Records for the exercise:
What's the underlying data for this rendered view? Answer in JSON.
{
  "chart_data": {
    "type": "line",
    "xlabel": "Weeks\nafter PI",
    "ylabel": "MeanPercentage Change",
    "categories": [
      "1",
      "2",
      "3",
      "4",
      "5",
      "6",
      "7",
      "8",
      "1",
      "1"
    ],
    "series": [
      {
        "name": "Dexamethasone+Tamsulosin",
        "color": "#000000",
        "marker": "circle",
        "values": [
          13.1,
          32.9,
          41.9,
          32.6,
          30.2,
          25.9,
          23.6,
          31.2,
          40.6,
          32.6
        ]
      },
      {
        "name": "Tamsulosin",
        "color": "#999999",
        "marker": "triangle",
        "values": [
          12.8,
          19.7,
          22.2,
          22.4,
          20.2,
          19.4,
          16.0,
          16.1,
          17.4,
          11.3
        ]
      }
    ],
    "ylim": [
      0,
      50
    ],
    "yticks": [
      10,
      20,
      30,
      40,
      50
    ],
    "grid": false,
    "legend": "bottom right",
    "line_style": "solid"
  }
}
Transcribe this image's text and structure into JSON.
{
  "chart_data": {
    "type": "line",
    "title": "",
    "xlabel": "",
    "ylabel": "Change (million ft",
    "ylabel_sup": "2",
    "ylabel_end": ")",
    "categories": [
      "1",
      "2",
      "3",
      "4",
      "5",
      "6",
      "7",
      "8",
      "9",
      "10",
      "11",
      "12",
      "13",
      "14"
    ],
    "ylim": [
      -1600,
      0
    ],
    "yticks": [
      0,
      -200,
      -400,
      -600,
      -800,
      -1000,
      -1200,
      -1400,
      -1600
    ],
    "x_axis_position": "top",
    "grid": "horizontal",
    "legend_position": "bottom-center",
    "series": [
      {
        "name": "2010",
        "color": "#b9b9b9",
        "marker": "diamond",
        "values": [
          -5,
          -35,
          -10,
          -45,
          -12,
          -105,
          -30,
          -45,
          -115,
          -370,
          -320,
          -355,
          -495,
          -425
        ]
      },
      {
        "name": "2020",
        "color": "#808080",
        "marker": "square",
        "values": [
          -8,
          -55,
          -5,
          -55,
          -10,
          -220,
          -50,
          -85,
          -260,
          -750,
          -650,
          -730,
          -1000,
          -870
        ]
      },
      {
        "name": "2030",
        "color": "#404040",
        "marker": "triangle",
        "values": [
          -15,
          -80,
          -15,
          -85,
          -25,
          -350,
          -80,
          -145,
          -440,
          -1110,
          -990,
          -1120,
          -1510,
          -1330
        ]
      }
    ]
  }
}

Stated goal:
Which lines of the data include "Change"? Copy each of them.

Correct output:
    "ylabel": "MeanPercentage Change",
    "ylabel": "Change (million ft",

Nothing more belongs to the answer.